SOURCE PASSAGE
───

Primary ovarian insufficiency (POI) is caused by ovarian follicle depletion or follicle dysfunction, characterized by amenorrhea with elevated gonadotropin levels. The disorder presents as absence of normal progression of puberty.Objective:
To elucidate the cause of ovarian dysfunction in a family with POI.Design:
We performed whole-exome sequencing in 2 affected individuals. To evaluate whether DNA double-strand break (DSB) repair activities are altered in biallelic mutation carriers, we applied an enhanced green fluorescent protein-based assay for the detection of specific DSB repair pathways in blood-derived cells.Setting:
Diagnoses were made at the Pediatric Endocrine Clinic, Clalit Health Services, Sharon-Shomron District, Israel. Genetic counseling and sample collection were performed at the Pediatric Genetics Unit, Schneider Children’s Medical Center Israel, Petah Tikva, Israel.Patients and Intervention:
Two sisters born to consanguineous parents of Israeli Muslim Arab ancestry presented with a lack of normal progression of puberty, high gonadotropin levels, and hypoplastic or absent ovaries on ultrasound. Blood samples for DNA extraction were obtained from all family members.Main Outcome Measure:
Exome analysis to elucidate the cause of POI in 2 affected sisters.Results:
Analysis revealed a stop-gain homozygous mutation in the SPIDR gene (KIAA0146) c.839G>A, p.W280*. This mutation altered SPIDR activity in homologous recombination, resulting in the accumulation of 53BP1-labeled DSBs postionizing radiation and γH2AX-labeled damage during unperturbed growth.Conclusions:
SPIDR is important for ovarian function in humans. A biallelic mutation in this gene may be associated with ovarian dysgenesis in cases of autosomal recessive inheritance.

───

QUESTIONS
**A)** Please decide whether each statement agrees with the abstract on primary ovarian insufficiency, answering yes or no and quoting the words that decide it: (i) the two affected sisters were born to consanguineous parents; (ii) whole-exome sequencing was performed on every family member; (iii) the SPIDR mutation found was heterozygous.
**B)** According to the abstract on primary ovarian insufficiency, where were genetic counseling and sample collection carried out?

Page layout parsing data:
───

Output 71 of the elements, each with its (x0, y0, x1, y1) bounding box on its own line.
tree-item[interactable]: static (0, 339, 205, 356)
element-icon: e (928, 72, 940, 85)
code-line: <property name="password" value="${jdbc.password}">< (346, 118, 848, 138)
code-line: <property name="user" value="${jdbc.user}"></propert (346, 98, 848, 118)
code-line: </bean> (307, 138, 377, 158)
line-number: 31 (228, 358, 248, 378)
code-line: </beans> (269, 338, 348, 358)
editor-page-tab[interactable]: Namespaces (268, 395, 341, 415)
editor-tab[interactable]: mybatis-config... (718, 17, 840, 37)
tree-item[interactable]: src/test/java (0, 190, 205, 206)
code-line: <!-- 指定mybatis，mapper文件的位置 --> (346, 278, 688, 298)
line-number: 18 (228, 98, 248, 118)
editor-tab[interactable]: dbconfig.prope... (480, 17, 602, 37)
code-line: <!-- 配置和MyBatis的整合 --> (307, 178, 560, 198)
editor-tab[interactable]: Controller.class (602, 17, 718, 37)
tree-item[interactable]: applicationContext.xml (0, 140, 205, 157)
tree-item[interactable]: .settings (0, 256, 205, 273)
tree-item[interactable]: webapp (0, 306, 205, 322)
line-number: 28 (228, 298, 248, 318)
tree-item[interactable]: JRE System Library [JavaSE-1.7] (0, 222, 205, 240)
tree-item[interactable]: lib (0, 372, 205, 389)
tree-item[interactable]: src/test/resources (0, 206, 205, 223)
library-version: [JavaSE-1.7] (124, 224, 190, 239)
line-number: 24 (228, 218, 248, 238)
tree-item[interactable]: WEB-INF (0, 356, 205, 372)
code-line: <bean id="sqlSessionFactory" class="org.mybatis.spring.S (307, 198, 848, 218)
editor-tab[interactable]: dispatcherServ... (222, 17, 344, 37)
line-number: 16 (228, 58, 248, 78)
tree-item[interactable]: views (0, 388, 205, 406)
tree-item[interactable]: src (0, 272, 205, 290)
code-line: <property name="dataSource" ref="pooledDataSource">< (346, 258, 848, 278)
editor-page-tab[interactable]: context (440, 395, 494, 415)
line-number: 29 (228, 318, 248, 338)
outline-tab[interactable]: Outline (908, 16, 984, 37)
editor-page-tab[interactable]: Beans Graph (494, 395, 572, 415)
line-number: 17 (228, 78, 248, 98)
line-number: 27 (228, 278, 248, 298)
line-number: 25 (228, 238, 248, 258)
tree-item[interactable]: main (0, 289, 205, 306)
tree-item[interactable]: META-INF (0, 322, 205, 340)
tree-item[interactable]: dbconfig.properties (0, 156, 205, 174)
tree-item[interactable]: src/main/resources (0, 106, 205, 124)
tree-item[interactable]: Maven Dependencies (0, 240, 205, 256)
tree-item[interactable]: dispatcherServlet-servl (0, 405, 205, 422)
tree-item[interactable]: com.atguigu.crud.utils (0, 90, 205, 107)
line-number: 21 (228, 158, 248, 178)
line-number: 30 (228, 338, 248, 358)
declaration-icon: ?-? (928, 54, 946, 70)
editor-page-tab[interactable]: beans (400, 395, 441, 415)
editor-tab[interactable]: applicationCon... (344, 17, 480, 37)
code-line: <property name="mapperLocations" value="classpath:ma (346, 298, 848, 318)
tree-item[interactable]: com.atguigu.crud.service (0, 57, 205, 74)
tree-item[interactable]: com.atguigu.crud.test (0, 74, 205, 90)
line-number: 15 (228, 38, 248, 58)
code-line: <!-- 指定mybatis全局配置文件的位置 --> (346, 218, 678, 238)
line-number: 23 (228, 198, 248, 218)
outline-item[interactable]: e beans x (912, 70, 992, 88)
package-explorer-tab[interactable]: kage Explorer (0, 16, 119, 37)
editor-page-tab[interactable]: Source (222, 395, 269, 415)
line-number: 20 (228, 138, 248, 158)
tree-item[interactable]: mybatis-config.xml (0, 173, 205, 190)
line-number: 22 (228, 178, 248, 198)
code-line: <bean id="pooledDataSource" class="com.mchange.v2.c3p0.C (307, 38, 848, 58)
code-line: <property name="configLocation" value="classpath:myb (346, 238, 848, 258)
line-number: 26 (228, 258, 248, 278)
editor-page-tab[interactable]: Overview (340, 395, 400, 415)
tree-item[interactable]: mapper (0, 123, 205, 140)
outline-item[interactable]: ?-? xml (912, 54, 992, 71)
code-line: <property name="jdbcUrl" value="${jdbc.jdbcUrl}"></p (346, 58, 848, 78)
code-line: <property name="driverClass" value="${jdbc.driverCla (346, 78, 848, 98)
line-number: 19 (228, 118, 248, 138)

───

SOLUTIONS TO THE PROBLEMS
**A)**
(i) Yes: "Two sisters born to consanguineous parents of Israeli Muslim Arab ancestry"
(ii) No: "We performed whole-exome sequencing in 2 affected individuals."
(iii) No: "a stop-gain homozygous mutation in the SPIDR gene (KIAA0146) c.839G>A, p.W280*"

**B)** At the Pediatric Genetics Unit, Schneider Children’s Medical Center Israel, Petah Tikva, Israel.